Your objective
Set the data down again, exactly as it reads, but without the pictures.

[Begin Record set]

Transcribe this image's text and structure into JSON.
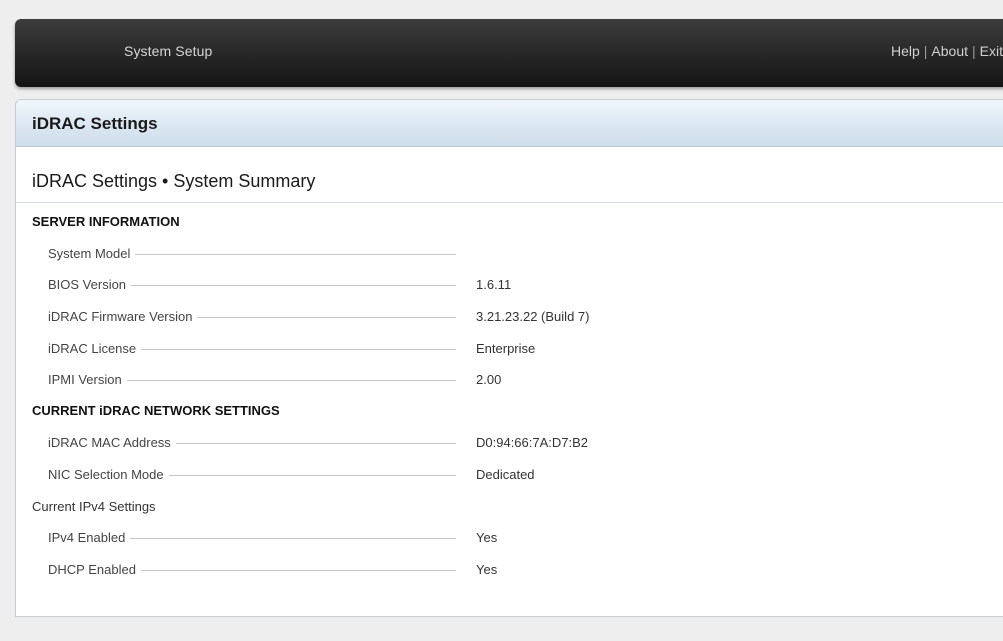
{
  "header": {
    "title": "System Setup",
    "nav": {
      "help": "Help",
      "about": "About",
      "exit": "Exit",
      "separator": "|"
    }
  },
  "panel": {
    "title": "iDRAC Settings",
    "section_title": "iDRAC Settings • System Summary"
  },
  "server_information": {
    "heading": "SERVER INFORMATION",
    "rows": [
      {
        "label": "System Model",
        "value": ""
      },
      {
        "label": "BIOS Version",
        "value": "1.6.11"
      },
      {
        "label": "iDRAC Firmware Version",
        "value": "3.21.23.22 (Build 7)"
      },
      {
        "label": "iDRAC License",
        "value": "Enterprise"
      },
      {
        "label": "IPMI Version",
        "value": "2.00"
      }
    ]
  },
  "network_settings": {
    "heading": "CURRENT iDRAC NETWORK SETTINGS",
    "rows": [
      {
        "label": "iDRAC MAC Address",
        "value": "D0:94:66:7A:D7:B2"
      },
      {
        "label": "NIC Selection Mode",
        "value": "Dedicated"
      }
    ]
  },
  "ipv4_settings": {
    "heading": "Current IPv4 Settings",
    "rows": [
      {
        "label": "IPv4 Enabled",
        "value": "Yes"
      },
      {
        "label": "DHCP Enabled",
        "value": "Yes"
      }
    ]
  }
}
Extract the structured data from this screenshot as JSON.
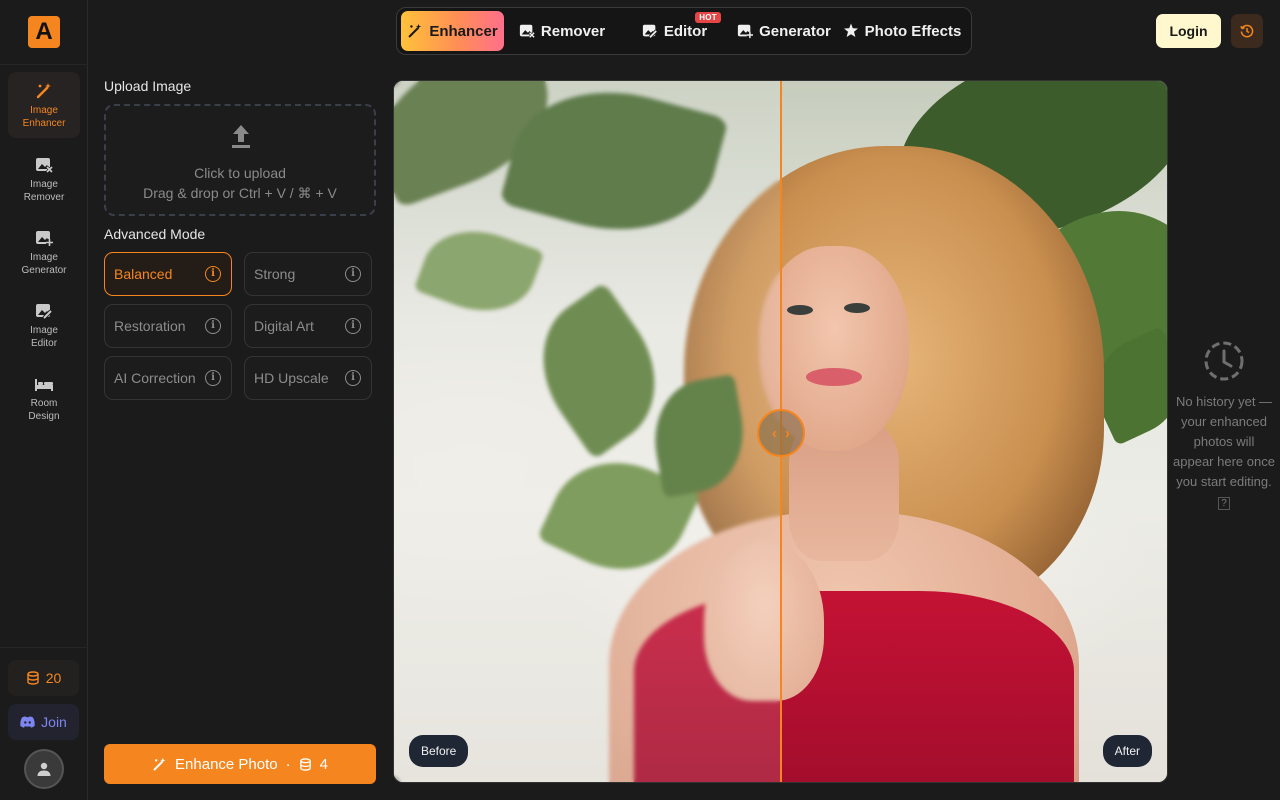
{
  "brand": {
    "logo_letter": "A",
    "accent": "#f5861f"
  },
  "sidebar": {
    "items": [
      {
        "line1": "Image",
        "line2": "Enhancer",
        "icon": "magic-wand-icon",
        "active": true
      },
      {
        "line1": "Image",
        "line2": "Remover",
        "icon": "image-remove-icon",
        "active": false
      },
      {
        "line1": "Image",
        "line2": "Generator",
        "icon": "image-add-icon",
        "active": false
      },
      {
        "line1": "Image",
        "line2": "Editor",
        "icon": "image-edit-icon",
        "active": false
      },
      {
        "line1": "Room",
        "line2": "Design",
        "icon": "bed-icon",
        "active": false
      }
    ],
    "credits": "20",
    "join_label": "Join"
  },
  "topnav": {
    "tabs": [
      {
        "label": "Enhancer",
        "icon": "magic-wand-icon",
        "active": true
      },
      {
        "label": "Remover",
        "icon": "image-remove-icon",
        "active": false
      },
      {
        "label": "Editor",
        "icon": "image-edit-icon",
        "active": false,
        "badge": "HOT"
      },
      {
        "label": "Generator",
        "icon": "image-add-icon",
        "active": false
      },
      {
        "label": "Photo Effects",
        "icon": "sparkle-icon",
        "active": false
      }
    ],
    "login_label": "Login",
    "history_icon": "history-icon"
  },
  "panel": {
    "upload_title": "Upload Image",
    "upload_line1": "Click to upload",
    "upload_line2": "Drag & drop or Ctrl + V / ⌘ + V",
    "mode_title": "Advanced Mode",
    "modes": [
      {
        "label": "Balanced",
        "active": true
      },
      {
        "label": "Strong",
        "active": false
      },
      {
        "label": "Restoration",
        "active": false
      },
      {
        "label": "Digital Art",
        "active": false
      },
      {
        "label": "AI Correction",
        "active": false
      },
      {
        "label": "HD Upscale",
        "active": false
      }
    ],
    "enhance_label": "Enhance Photo",
    "enhance_separator": "·",
    "enhance_cost": "4"
  },
  "canvas": {
    "before_label": "Before",
    "after_label": "After",
    "split_fraction": 0.5
  },
  "history": {
    "empty_text": "No history yet — your enhanced photos will appear here once you start editing.",
    "empty_suffix": "?"
  }
}
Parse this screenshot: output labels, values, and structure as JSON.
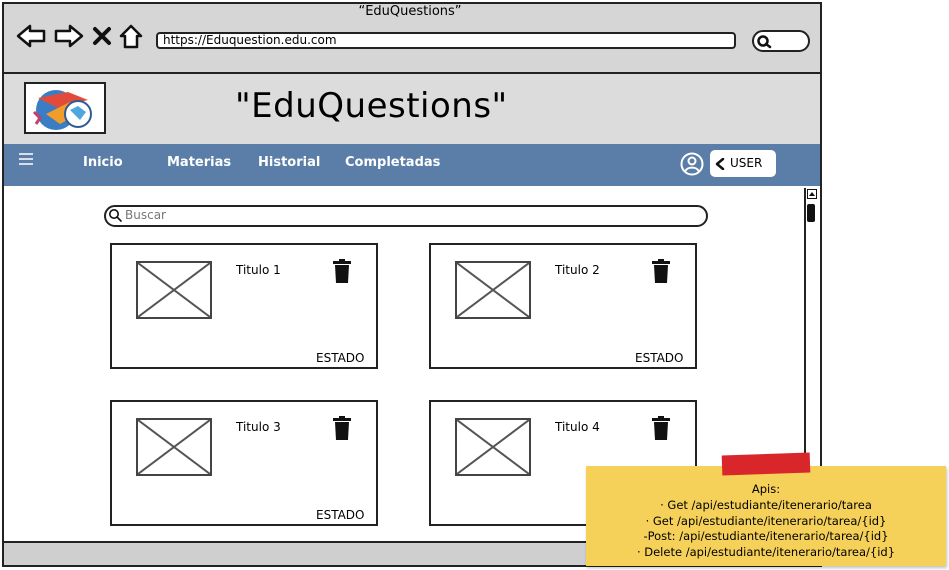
{
  "browser": {
    "window_title": "“EduQuestions”",
    "url": "https://Eduquestion.edu.com"
  },
  "app": {
    "title": "\"EduQuestions\""
  },
  "nav": {
    "items": [
      "Inicio",
      "Materias",
      "Historial",
      "Completadas"
    ],
    "user_label": "USER"
  },
  "search": {
    "placeholder": "Buscar"
  },
  "cards": [
    {
      "title": "Titulo 1",
      "status": "ESTADO"
    },
    {
      "title": "Titulo 2",
      "status": "ESTADO"
    },
    {
      "title": "Titulo 3",
      "status": "ESTADO"
    },
    {
      "title": "Titulo 4",
      "status": ""
    }
  ],
  "note": {
    "heading": "Apis:",
    "lines": [
      "·  Get /api/estudiante/itenerario/tarea",
      "·  Get /api/estudiante/itenerario/tarea/{id}",
      "-Post: /api/estudiante/itenerario/tarea/{id}",
      "·  Delete /api/estudiante/itenerario/tarea/{id}"
    ]
  },
  "colors": {
    "navbar": "#5a7ea8",
    "header": "#dcdcdc",
    "chrome": "#d6d6d6",
    "note": "#f6d159",
    "tape": "#d9262b"
  },
  "icons": {
    "back": "back-arrow-icon",
    "forward": "forward-arrow-icon",
    "close": "close-icon",
    "home": "home-icon",
    "search": "search-icon",
    "menu": "hamburger-menu-icon",
    "user": "user-circle-icon",
    "chevron": "chevron-left-icon",
    "delete": "trash-icon",
    "image": "image-placeholder-icon"
  }
}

[End Record set]

Task output
Transcribe this image's text and structure into JSON.
{
  "header": {
    "title": "System Setup",
    "nav": {
      "help": "Help",
      "about": "About",
      "exit": "Exit",
      "separator": "|"
    }
  },
  "panel": {
    "title": "iDRAC Settings",
    "section_title": "iDRAC Settings • System Summary"
  },
  "server_information": {
    "heading": "SERVER INFORMATION",
    "rows": [
      {
        "label": "System Model",
        "value": ""
      },
      {
        "label": "BIOS Version",
        "value": "1.6.11"
      },
      {
        "label": "iDRAC Firmware Version",
        "value": "3.21.23.22 (Build 7)"
      },
      {
        "label": "iDRAC License",
        "value": "Enterprise"
      },
      {
        "label": "IPMI Version",
        "value": "2.00"
      }
    ]
  },
  "network_settings": {
    "heading": "CURRENT iDRAC NETWORK SETTINGS",
    "rows": [
      {
        "label": "iDRAC MAC Address",
        "value": "D0:94:66:7A:D7:B2"
      },
      {
        "label": "NIC Selection Mode",
        "value": "Dedicated"
      }
    ]
  },
  "ipv4_settings": {
    "heading": "Current IPv4 Settings",
    "rows": [
      {
        "label": "IPv4 Enabled",
        "value": "Yes"
      },
      {
        "label": "DHCP Enabled",
        "value": "Yes"
      }
    ]
  }
}
Extract the structured data from this screenshot as JSON.
{
  "brand": {
    "logo_letter": "A",
    "accent": "#f5861f"
  },
  "sidebar": {
    "items": [
      {
        "line1": "Image",
        "line2": "Enhancer",
        "icon": "magic-wand-icon",
        "active": true
      },
      {
        "line1": "Image",
        "line2": "Remover",
        "icon": "image-remove-icon",
        "active": false
      },
      {
        "line1": "Image",
        "line2": "Generator",
        "icon": "image-add-icon",
        "active": false
      },
      {
        "line1": "Image",
        "line2": "Editor",
        "icon": "image-edit-icon",
        "active": false
      },
      {
        "line1": "Room",
        "line2": "Design",
        "icon": "bed-icon",
        "active": false
      }
    ],
    "credits": "20",
    "join_label": "Join"
  },
  "topnav": {
    "tabs": [
      {
        "label": "Enhancer",
        "icon": "magic-wand-icon",
        "active": true
      },
      {
        "label": "Remover",
        "icon": "image-remove-icon",
        "active": false
      },
      {
        "label": "Editor",
        "icon": "image-edit-icon",
        "active": false,
        "badge": "HOT"
      },
      {
        "label": "Generator",
        "icon": "image-add-icon",
        "active": false
      },
      {
        "label": "Photo Effects",
        "icon": "sparkle-icon",
        "active": false
      }
    ],
    "login_label": "Login",
    "history_icon": "history-icon"
  },
  "panel": {
    "upload_title": "Upload Image",
    "upload_line1": "Click to upload",
    "upload_line2": "Drag & drop or Ctrl + V / ⌘ + V",
    "mode_title": "Advanced Mode",
    "modes": [
      {
        "label": "Balanced",
        "active": true
      },
      {
        "label": "Strong",
        "active": false
      },
      {
        "label": "Restoration",
        "active": false
      },
      {
        "label": "Digital Art",
        "active": false
      },
      {
        "label": "AI Correction",
        "active": false
      },
      {
        "label": "HD Upscale",
        "active": false
      }
    ],
    "enhance_label": "Enhance Photo",
    "enhance_separator": "·",
    "enhance_cost": "4"
  },
  "canvas": {
    "before_label": "Before",
    "after_label": "After",
    "split_fraction": 0.5
  },
  "history": {
    "empty_text": "No history yet — your enhanced photos will appear here once you start editing.",
    "empty_suffix": "?"
  }
}
Parse this screenshot: output labels, values, and structure as JSON.
{
  "browser": {
    "window_title": "“EduQuestions”",
    "url": "https://Eduquestion.edu.com"
  },
  "app": {
    "title": "\"EduQuestions\""
  },
  "nav": {
    "items": [
      "Inicio",
      "Materias",
      "Historial",
      "Completadas"
    ],
    "user_label": "USER"
  },
  "search": {
    "placeholder": "Buscar"
  },
  "cards": [
    {
      "title": "Titulo 1",
      "status": "ESTADO"
    },
    {
      "title": "Titulo 2",
      "status": "ESTADO"
    },
    {
      "title": "Titulo 3",
      "status": "ESTADO"
    },
    {
      "title": "Titulo 4",
      "status": ""
    }
  ],
  "note": {
    "heading": "Apis:",
    "lines": [
      "·  Get /api/estudiante/itenerario/tarea",
      "·  Get /api/estudiante/itenerario/tarea/{id}",
      "-Post: /api/estudiante/itenerario/tarea/{id}",
      "·  Delete /api/estudiante/itenerario/tarea/{id}"
    ]
  },
  "colors": {
    "navbar": "#5a7ea8",
    "header": "#dcdcdc",
    "chrome": "#d6d6d6",
    "note": "#f6d159",
    "tape": "#d9262b"
  },
  "icons": {
    "back": "back-arrow-icon",
    "forward": "forward-arrow-icon",
    "close": "close-icon",
    "home": "home-icon",
    "search": "search-icon",
    "menu": "hamburger-menu-icon",
    "user": "user-circle-icon",
    "chevron": "chevron-left-icon",
    "delete": "trash-icon",
    "image": "image-placeholder-icon"
  }
}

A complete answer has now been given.